[Text for analysis Boundary: Start]
GabMus / HydraPaper

A Gtk utility to set two different backgrounds for each monitor on GNOME (which lacks this feature)
GNU General Public License v3.0
169 stars 18 forks source link

[Feature Request] Filter by Color and Size #17

Open alex285 opened 6 years ago

alex285 commented 6 years ago

Mockup is a bit futuristic, but it illustrates the feature

bug

GabMus commented 6 years ago

holy smokes. alright, first, nice job with the mockup, but there are some basic issues with it.

this app I'm building for gnome, and this doesn't look like a gnome app, but rather an electron app!

the toast is not appropriate imo, since it belongs to android and besides even there it's pretty bad. an infobar is more suited for this kind of thing, but still, I don't know how useful it would be. Maybe a little label on the headerbar would work better.

the "don't you see your monitor" link thing is another thing that is not necessary. first, if you don't see your monitor, it would be turned off, since hydrapaper parses monitors.xml, and this file is the one gnome uses to setup monitors on login. if that's not there, hydrapaper won't start and will give you a dialog explaining the problem (try (re)moving ~/.config/monitors.xml to see it), otherwise it WILL show your monitors. there is no middle ground. about the design, a "link" is not something you want in a desktop app: I'd rather prefer a button or an icon with a question mark on it that summons a popover. also, for the place you put it, it would not allow you to resize the window down to "phone size" (something I'm trying to avoid on my apps, in hope of a future with gnome on phones! and even without this, you could want to make your windows smaller regardless).

as for the size filtering, that's doable... kinda. Image sizes are not always standard, what I could do is give some options like "bigger than 1920x1080" or something like that. but even so that'd be partially correct since some people do use vertical monitors, so the amount of options I should give would be so great to make this feature unusable. another option is to give the user the option to filter by a custom resolution.

for color filtering, that's pretty diffucult. I could extract a "dominant color" from the picture, and that's perfectly fine, but how should I give the option to the user? I could try to approximate the colors to say 10 or 15 or 20 even, but that'd be confusing, and I have no idea on how to reliably determine the "similarity" between two colors (there probably is some math formula that does that, but how efficient would it be to 1. scan all images for their dominant color and 2. apply that supposed math function to determine the similarity with the given color? I think that it could take a while).
[Text for analysis Boundary: End]
[Dataset extract Boundary: Start]
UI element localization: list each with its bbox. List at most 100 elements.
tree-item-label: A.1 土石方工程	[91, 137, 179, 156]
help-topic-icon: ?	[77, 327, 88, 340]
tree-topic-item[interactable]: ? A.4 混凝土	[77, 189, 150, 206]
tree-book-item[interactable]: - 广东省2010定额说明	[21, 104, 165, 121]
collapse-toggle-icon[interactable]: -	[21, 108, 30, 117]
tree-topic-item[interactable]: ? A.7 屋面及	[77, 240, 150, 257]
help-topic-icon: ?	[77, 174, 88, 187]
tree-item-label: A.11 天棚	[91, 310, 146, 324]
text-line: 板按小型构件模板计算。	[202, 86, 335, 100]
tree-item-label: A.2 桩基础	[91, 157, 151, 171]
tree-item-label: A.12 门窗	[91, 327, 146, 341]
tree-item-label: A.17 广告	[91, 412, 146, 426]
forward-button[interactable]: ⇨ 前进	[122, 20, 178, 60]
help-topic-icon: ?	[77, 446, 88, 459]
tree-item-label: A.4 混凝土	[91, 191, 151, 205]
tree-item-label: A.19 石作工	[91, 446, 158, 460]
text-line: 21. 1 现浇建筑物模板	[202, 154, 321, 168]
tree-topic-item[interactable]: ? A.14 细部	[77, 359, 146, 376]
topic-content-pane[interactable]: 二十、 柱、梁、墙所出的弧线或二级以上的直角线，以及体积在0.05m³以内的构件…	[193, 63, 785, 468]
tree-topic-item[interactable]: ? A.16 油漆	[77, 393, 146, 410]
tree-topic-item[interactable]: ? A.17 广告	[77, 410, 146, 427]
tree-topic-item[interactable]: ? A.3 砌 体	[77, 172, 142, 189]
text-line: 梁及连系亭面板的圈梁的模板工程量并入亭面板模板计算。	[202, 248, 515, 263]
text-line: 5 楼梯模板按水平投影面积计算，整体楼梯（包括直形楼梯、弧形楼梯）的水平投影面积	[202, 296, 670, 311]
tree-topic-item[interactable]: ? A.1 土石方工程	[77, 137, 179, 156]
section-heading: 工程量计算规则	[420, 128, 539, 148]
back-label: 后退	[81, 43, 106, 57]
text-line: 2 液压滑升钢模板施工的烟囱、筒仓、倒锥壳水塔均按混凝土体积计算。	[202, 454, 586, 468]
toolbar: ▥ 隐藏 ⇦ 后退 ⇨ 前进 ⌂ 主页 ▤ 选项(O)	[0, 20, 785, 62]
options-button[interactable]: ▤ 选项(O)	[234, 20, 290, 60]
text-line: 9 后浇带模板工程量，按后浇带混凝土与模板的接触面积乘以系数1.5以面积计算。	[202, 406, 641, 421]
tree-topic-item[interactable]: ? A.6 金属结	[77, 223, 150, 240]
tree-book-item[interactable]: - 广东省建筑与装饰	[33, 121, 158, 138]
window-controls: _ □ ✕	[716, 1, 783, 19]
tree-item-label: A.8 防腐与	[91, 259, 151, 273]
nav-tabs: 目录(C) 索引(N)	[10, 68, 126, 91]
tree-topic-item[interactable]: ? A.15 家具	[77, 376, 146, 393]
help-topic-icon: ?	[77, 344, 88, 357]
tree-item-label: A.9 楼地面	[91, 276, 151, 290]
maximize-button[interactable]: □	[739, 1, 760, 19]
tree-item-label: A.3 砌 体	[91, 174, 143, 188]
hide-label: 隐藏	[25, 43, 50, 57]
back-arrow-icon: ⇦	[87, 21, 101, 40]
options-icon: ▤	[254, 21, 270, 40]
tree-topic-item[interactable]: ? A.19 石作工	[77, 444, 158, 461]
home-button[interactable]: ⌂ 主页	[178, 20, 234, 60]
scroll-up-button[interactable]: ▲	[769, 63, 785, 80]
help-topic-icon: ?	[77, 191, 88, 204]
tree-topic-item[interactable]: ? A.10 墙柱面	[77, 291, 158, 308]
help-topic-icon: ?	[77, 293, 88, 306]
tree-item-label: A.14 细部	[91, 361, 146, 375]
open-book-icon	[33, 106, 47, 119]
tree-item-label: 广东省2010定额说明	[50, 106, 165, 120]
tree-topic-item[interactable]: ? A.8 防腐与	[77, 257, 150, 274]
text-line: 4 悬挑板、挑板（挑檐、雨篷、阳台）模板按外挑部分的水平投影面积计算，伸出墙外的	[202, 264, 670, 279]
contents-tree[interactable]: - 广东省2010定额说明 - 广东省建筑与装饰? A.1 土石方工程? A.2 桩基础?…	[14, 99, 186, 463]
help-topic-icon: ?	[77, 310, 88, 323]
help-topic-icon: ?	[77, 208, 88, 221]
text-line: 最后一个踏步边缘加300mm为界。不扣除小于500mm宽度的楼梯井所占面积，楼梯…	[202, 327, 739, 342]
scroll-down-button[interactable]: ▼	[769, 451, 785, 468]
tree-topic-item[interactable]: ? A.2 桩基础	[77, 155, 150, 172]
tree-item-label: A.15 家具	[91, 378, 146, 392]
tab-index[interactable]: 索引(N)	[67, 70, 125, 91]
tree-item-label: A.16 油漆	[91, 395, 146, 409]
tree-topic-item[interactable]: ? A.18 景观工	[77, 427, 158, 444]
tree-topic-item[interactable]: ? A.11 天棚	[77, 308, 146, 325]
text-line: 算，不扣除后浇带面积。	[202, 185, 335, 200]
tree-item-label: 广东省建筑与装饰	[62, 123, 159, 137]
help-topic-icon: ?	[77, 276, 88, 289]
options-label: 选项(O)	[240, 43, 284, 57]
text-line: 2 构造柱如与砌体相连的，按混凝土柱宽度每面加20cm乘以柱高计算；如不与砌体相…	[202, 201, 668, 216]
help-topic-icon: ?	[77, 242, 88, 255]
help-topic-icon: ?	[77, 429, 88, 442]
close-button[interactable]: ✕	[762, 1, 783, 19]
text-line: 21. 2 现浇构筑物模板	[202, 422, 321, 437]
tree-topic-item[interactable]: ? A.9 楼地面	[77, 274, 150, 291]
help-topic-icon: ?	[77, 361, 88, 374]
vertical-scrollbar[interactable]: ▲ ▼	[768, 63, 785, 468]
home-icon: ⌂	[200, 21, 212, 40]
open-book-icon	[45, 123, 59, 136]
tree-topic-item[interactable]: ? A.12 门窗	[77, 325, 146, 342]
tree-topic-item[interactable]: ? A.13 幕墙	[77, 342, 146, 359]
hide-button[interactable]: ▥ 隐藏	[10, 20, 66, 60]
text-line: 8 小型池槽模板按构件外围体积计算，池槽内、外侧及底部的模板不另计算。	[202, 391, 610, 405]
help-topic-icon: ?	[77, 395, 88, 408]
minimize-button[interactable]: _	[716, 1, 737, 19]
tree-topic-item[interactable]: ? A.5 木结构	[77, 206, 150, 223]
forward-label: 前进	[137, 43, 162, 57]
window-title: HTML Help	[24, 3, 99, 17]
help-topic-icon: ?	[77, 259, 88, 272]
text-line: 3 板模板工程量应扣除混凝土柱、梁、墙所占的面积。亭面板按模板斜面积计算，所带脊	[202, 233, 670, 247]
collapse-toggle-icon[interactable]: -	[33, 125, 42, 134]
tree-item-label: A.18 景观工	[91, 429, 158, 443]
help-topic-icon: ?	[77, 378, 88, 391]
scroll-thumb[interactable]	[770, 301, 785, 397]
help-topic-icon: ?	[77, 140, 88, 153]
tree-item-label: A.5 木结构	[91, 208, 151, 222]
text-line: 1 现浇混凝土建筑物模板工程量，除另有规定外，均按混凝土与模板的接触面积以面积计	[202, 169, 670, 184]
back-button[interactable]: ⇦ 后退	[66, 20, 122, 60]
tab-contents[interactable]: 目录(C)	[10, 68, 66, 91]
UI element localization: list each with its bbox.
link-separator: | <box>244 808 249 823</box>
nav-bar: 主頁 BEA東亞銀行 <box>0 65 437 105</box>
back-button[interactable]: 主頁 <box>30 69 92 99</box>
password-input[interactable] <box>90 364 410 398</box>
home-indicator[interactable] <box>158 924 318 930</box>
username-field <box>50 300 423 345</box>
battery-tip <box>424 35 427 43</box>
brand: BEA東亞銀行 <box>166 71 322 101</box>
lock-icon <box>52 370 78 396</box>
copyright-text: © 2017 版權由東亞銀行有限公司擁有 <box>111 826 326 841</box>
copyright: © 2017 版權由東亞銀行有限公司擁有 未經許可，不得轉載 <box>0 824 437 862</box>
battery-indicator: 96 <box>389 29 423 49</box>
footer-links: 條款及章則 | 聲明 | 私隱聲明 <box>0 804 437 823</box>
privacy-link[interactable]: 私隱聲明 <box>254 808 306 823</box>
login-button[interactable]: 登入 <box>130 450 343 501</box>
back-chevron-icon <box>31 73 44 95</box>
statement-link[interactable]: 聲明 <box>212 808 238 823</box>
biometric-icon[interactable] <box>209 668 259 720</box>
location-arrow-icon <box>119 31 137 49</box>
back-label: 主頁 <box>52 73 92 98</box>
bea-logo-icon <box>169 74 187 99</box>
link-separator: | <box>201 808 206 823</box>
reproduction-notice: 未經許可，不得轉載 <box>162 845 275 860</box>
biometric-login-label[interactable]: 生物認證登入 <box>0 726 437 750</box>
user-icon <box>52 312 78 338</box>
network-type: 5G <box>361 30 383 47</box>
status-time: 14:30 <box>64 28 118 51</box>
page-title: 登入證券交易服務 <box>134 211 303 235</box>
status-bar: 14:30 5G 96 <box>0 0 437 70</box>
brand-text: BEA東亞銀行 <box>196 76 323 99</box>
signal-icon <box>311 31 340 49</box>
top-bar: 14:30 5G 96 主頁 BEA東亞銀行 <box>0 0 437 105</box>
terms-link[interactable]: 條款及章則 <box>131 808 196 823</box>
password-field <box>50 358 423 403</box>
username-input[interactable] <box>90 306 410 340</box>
[Dataset extract Boundary: End]
What the exercise asks: In the HydraPaper issue thread, which file does HydraPaper parse to find the monitors? The rows above are separate material, unrelated to the HydraPaper issue thread.

Exercise response: It parses monitors.xml, the file GNOME uses to set up monitors on login.